DIRECTIVE:
The records below must be transcribed exactly. Do not include the pictures.

SUPPLIED MATERIAL:
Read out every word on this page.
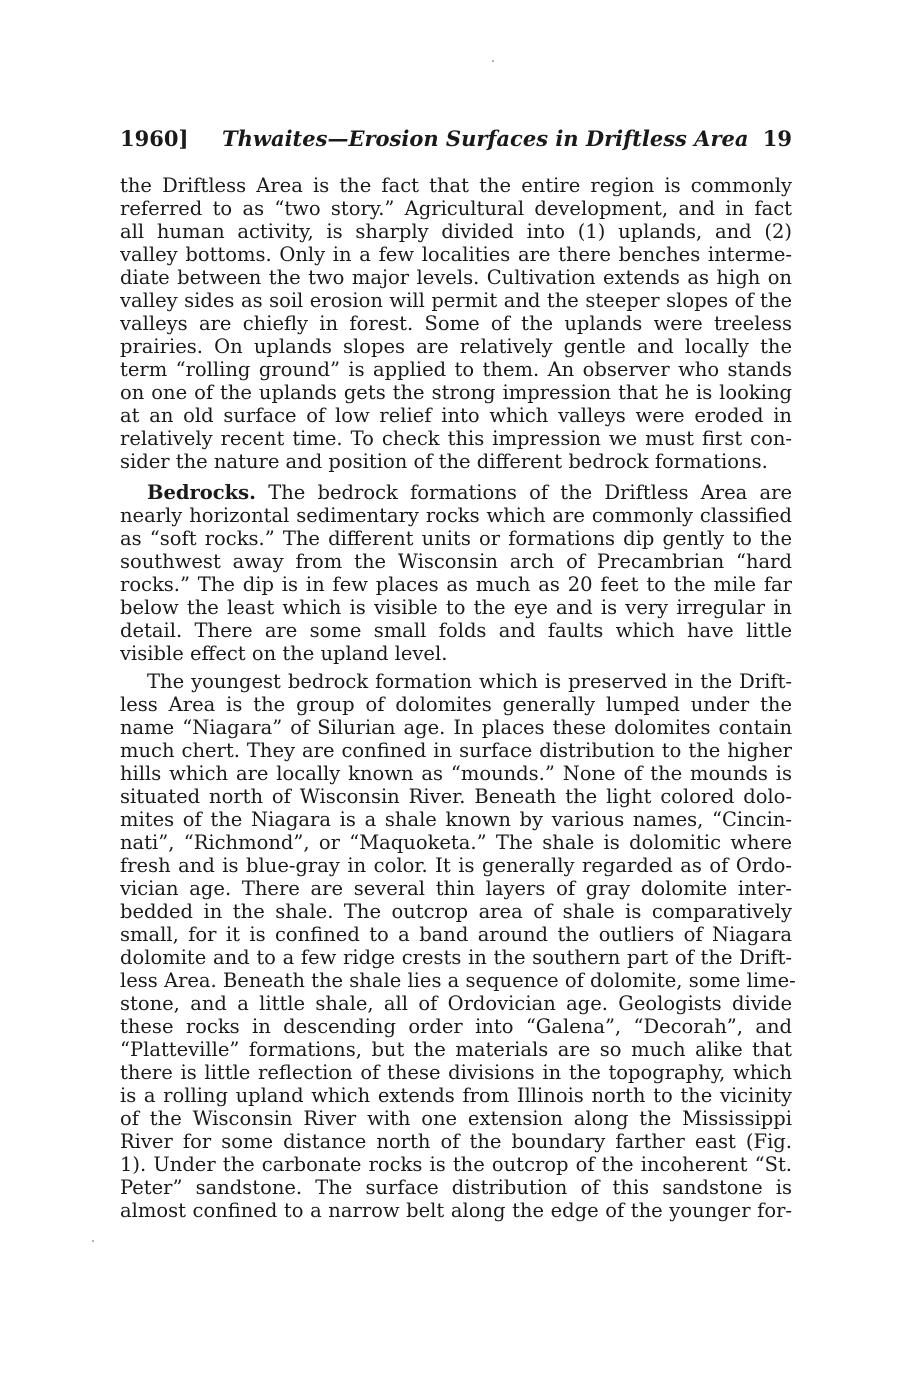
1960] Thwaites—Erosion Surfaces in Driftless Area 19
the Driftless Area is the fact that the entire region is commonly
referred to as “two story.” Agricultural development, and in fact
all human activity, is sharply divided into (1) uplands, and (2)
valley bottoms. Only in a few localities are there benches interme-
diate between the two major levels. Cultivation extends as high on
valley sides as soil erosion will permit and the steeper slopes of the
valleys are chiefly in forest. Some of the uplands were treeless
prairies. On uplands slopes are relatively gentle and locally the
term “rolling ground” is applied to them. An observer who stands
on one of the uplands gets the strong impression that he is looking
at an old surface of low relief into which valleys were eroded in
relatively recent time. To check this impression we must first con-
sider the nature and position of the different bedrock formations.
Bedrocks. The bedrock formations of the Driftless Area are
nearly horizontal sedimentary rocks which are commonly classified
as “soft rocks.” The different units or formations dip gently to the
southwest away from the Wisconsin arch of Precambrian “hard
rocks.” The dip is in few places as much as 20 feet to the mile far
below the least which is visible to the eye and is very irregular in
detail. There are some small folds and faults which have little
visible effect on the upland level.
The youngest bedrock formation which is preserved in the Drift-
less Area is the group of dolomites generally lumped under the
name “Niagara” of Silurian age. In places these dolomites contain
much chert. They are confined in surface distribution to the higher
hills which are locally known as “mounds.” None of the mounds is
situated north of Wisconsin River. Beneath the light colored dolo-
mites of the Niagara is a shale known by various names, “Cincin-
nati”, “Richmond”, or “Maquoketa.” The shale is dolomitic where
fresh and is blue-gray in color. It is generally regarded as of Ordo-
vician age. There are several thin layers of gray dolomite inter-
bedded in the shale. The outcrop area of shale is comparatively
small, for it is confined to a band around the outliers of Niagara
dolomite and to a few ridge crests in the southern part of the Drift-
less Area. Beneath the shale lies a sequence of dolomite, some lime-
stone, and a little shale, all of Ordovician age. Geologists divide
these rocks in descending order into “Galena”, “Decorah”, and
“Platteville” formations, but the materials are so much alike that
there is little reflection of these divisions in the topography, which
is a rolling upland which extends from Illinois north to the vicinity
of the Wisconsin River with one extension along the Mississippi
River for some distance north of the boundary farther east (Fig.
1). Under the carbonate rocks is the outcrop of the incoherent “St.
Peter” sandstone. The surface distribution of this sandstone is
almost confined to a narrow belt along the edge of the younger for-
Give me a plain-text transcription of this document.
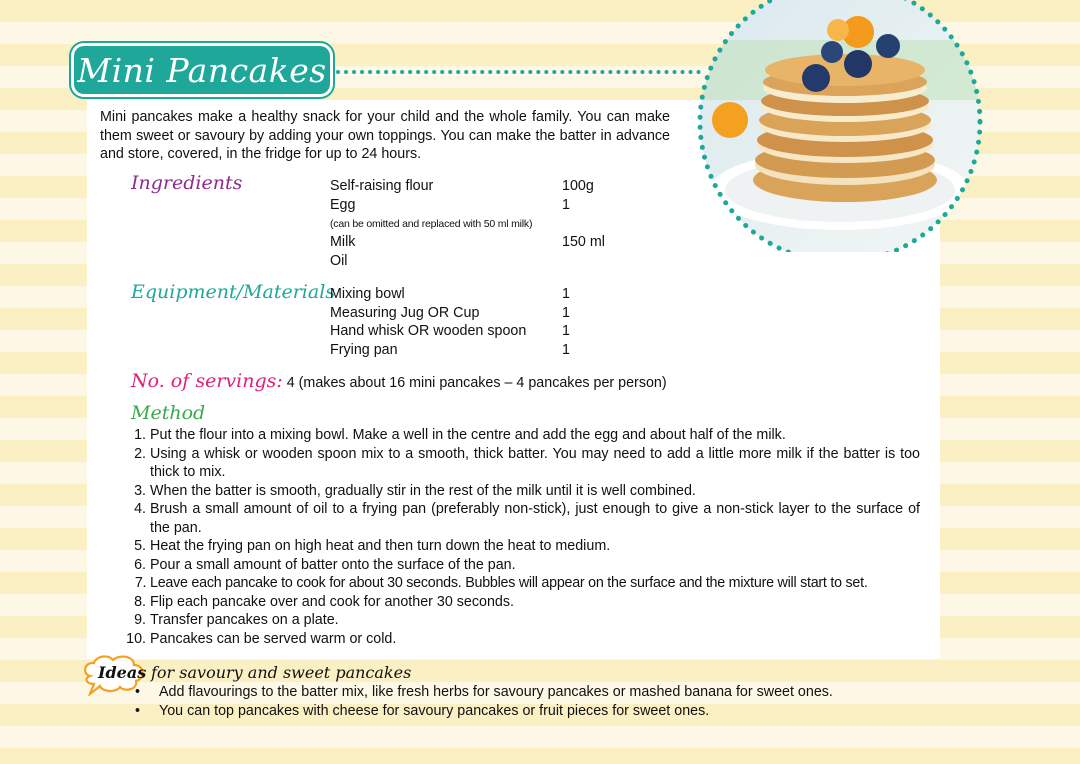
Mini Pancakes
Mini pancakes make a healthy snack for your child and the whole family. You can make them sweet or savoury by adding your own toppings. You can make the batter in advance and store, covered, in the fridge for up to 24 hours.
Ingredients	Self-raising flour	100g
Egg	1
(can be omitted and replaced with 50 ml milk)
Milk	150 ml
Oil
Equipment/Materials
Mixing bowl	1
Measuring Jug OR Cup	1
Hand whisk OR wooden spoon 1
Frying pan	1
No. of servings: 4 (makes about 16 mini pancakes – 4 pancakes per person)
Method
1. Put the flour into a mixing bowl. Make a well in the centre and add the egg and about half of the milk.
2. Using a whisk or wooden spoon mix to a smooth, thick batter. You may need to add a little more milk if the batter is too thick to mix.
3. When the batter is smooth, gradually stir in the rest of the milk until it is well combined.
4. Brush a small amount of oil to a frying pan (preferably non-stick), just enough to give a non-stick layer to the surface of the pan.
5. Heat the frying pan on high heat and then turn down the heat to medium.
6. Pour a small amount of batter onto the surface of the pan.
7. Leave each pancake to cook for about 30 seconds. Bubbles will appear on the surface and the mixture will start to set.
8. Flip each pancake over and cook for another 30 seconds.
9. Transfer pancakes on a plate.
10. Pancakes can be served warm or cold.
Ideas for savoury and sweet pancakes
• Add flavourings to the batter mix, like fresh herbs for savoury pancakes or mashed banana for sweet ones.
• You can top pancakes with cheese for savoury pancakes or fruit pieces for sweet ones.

EXERCISE ANSWER:
Read out every word on this page.
1960] Thwaites—Erosion Surfaces in Driftless Area 19
the Driftless Area is the fact that the entire region is commonly
referred to as “two story.” Agricultural development, and in fact
all human activity, is sharply divided into (1) uplands, and (2)
valley bottoms. Only in a few localities are there benches interme-
diate between the two major levels. Cultivation extends as high on
valley sides as soil erosion will permit and the steeper slopes of the
valleys are chiefly in forest. Some of the uplands were treeless
prairies. On uplands slopes are relatively gentle and locally the
term “rolling ground” is applied to them. An observer who stands
on one of the uplands gets the strong impression that he is looking
at an old surface of low relief into which valleys were eroded in
relatively recent time. To check this impression we must first con-
sider the nature and position of the different bedrock formations.
Bedrocks. The bedrock formations of the Driftless Area are
nearly horizontal sedimentary rocks which are commonly classified
as “soft rocks.” The different units or formations dip gently to the
southwest away from the Wisconsin arch of Precambrian “hard
rocks.” The dip is in few places as much as 20 feet to the mile far
below the least which is visible to the eye and is very irregular in
detail. There are some small folds and faults which have little
visible effect on the upland level.
The youngest bedrock formation which is preserved in the Drift-
less Area is the group of dolomites generally lumped under the
name “Niagara” of Silurian age. In places these dolomites contain
much chert. They are confined in surface distribution to the higher
hills which are locally known as “mounds.” None of the mounds is
situated north of Wisconsin River. Beneath the light colored dolo-
mites of the Niagara is a shale known by various names, “Cincin-
nati”, “Richmond”, or “Maquoketa.” The shale is dolomitic where
fresh and is blue-gray in color. It is generally regarded as of Ordo-
vician age. There are several thin layers of gray dolomite inter-
bedded in the shale. The outcrop area of shale is comparatively
small, for it is confined to a band around the outliers of Niagara
dolomite and to a few ridge crests in the southern part of the Drift-
less Area. Beneath the shale lies a sequence of dolomite, some lime-
stone, and a little shale, all of Ordovician age. Geologists divide
these rocks in descending order into “Galena”, “Decorah”, and
“Platteville” formations, but the materials are so much alike that
there is little reflection of these divisions in the topography, which
is a rolling upland which extends from Illinois north to the vicinity
of the Wisconsin River with one extension along the Mississippi
River for some distance north of the boundary farther east (Fig.
1). Under the carbonate rocks is the outcrop of the incoherent “St.
Peter” sandstone. The surface distribution of this sandstone is
almost confined to a narrow belt along the edge of the younger for-
Give me a plain-text transcription of this document.
Mini Pancakes
Mini pancakes make a healthy snack for your child and the whole family. You can make them sweet or savoury by adding your own toppings. You can make the batter in advance and store, covered, in the fridge for up to 24 hours.
Ingredients	Self-raising flour	100g
Egg	1
(can be omitted and replaced with 50 ml milk)
Milk	150 ml
Oil
Equipment/Materials
Mixing bowl	1
Measuring Jug OR Cup	1
Hand whisk OR wooden spoon 1
Frying pan	1
No. of servings: 4 (makes about 16 mini pancakes – 4 pancakes per person)
Method
1. Put the flour into a mixing bowl. Make a well in the centre and add the egg and about half of the milk.
2. Using a whisk or wooden spoon mix to a smooth, thick batter. You may need to add a little more milk if the batter is too thick to mix.
3. When the batter is smooth, gradually stir in the rest of the milk until it is well combined.
4. Brush a small amount of oil to a frying pan (preferably non-stick), just enough to give a non-stick layer to the surface of the pan.
5. Heat the frying pan on high heat and then turn down the heat to medium.
6. Pour a small amount of batter onto the surface of the pan.
7. Leave each pancake to cook for about 30 seconds. Bubbles will appear on the surface and the mixture will start to set.
8. Flip each pancake over and cook for another 30 seconds.
9. Transfer pancakes on a plate.
10. Pancakes can be served warm or cold.
Ideas for savoury and sweet pancakes
• Add flavourings to the batter mix, like fresh herbs for savoury pancakes or mashed banana for sweet ones.
• You can top pancakes with cheese for savoury pancakes or fruit pieces for sweet ones.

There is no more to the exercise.